⟨

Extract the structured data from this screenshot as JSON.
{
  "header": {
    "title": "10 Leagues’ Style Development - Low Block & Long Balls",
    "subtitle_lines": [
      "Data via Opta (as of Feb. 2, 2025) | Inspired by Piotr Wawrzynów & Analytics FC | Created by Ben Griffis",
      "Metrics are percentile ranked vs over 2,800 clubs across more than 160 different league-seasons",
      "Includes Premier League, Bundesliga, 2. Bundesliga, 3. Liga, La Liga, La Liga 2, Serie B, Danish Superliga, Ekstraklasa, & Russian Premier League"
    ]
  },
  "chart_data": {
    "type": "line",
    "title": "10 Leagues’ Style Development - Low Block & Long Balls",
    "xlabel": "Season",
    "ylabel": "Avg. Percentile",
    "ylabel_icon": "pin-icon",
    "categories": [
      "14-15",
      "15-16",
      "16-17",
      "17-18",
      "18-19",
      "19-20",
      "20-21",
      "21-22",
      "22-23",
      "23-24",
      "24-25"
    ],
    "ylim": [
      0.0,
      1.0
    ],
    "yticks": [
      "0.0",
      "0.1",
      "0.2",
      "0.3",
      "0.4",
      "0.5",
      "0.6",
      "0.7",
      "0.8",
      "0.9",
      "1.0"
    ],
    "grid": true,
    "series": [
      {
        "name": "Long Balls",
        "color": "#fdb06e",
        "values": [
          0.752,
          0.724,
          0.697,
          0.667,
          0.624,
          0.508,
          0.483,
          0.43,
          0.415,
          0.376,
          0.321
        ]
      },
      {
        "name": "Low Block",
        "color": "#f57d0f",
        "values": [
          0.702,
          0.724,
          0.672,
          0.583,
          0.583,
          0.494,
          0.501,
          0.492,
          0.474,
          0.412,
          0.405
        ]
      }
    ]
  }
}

⟩

Return every record, word for word.

◆ Answer in full
Extract the structured data from this screenshot as JSON.
{
  "header": {
    "title": "10 Leagues’ Style Development - Low Block & Long Balls",
    "subtitle_lines": [
      "Data via Opta (as of Feb. 2, 2025) | Inspired by Piotr Wawrzynów & Analytics FC | Created by Ben Griffis",
      "Metrics are percentile ranked vs over 2,800 clubs across more than 160 different league-seasons",
      "Includes Premier League, Bundesliga, 2. Bundesliga, 3. Liga, La Liga, La Liga 2, Serie B, Danish Superliga, Ekstraklasa, & Russian Premier League"
    ]
  },
  "chart_data": {
    "type": "line",
    "title": "10 Leagues’ Style Development - Low Block & Long Balls",
    "xlabel": "Season",
    "ylabel": "Avg. Percentile",
    "ylabel_icon": "pin-icon",
    "categories": [
      "14-15",
      "15-16",
      "16-17",
      "17-18",
      "18-19",
      "19-20",
      "20-21",
      "21-22",
      "22-23",
      "23-24",
      "24-25"
    ],
    "ylim": [
      0.0,
      1.0
    ],
    "yticks": [
      "0.0",
      "0.1",
      "0.2",
      "0.3",
      "0.4",
      "0.5",
      "0.6",
      "0.7",
      "0.8",
      "0.9",
      "1.0"
    ],
    "grid": true,
    "series": [
      {
        "name": "Long Balls",
        "color": "#fdb06e",
        "values": [
          0.752,
          0.724,
          0.697,
          0.667,
          0.624,
          0.508,
          0.483,
          0.43,
          0.415,
          0.376,
          0.321
        ]
      },
      {
        "name": "Low Block",
        "color": "#f57d0f",
        "values": [
          0.702,
          0.724,
          0.672,
          0.583,
          0.583,
          0.494,
          0.501,
          0.492,
          0.474,
          0.412,
          0.405
        ]
      }
    ]
  }
}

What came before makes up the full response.